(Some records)
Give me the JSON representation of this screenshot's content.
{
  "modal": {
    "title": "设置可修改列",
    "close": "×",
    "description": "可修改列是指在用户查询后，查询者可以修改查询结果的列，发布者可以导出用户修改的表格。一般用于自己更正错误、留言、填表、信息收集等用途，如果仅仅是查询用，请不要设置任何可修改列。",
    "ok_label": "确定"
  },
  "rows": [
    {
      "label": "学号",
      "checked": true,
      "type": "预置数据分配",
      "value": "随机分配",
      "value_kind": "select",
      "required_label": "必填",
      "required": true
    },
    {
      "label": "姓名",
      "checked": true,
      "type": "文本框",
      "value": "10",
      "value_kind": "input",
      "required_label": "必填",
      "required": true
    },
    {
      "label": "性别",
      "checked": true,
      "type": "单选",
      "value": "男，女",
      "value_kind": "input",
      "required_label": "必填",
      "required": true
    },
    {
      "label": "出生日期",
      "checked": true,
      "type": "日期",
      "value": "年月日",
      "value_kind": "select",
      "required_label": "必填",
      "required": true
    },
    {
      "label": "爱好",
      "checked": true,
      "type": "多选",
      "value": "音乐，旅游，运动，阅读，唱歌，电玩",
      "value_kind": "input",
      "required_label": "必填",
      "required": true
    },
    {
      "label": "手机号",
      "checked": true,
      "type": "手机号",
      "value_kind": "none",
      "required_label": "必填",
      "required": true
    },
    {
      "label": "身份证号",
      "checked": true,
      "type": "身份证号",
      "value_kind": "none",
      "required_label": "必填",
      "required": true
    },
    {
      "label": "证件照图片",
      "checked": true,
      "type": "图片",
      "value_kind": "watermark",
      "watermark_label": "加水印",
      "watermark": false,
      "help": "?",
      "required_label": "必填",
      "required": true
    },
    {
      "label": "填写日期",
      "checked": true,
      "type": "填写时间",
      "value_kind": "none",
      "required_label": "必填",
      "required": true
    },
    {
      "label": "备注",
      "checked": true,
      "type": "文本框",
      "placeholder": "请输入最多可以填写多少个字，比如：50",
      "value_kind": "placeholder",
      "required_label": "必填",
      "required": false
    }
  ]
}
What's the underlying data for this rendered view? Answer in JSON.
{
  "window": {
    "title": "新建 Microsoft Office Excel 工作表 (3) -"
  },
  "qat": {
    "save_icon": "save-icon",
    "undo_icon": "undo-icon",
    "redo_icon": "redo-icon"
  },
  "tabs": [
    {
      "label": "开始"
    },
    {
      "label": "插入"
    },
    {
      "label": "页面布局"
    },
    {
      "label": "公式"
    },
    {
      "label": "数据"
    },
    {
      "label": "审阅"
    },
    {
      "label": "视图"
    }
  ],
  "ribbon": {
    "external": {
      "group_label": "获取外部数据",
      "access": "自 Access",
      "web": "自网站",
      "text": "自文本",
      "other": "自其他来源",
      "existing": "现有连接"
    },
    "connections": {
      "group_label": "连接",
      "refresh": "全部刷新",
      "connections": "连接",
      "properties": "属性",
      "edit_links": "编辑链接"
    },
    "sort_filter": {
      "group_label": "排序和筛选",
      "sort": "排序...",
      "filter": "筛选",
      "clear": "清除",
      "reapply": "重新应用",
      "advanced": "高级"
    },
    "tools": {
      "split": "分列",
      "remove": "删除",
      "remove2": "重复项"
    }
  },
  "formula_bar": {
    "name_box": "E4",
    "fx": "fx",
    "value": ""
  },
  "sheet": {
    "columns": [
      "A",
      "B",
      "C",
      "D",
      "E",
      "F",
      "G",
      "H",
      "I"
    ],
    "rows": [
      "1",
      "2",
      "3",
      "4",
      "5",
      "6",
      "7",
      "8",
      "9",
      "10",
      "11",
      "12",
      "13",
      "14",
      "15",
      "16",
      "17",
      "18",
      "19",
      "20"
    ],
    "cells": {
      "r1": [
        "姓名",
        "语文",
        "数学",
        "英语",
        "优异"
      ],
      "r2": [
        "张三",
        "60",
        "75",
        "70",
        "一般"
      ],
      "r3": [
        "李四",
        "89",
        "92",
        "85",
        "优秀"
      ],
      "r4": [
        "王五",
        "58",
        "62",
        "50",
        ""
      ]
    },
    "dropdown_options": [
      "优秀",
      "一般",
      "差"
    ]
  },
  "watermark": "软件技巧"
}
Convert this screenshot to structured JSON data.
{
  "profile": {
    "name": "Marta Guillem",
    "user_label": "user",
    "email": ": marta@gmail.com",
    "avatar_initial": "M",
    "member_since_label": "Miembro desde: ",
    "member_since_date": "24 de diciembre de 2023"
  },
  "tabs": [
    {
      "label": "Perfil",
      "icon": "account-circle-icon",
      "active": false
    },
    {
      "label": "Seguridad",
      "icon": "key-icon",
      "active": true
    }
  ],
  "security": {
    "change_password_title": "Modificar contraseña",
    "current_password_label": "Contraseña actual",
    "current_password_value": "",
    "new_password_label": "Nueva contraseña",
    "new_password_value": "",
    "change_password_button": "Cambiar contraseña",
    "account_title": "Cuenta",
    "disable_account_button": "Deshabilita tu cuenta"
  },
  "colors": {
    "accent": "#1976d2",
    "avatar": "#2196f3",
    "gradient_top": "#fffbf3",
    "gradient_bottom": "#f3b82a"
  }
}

[Work to be completed] Look through the material above and work out how many of its lines contain "data". State the number only.

[Answer to the exercise] 2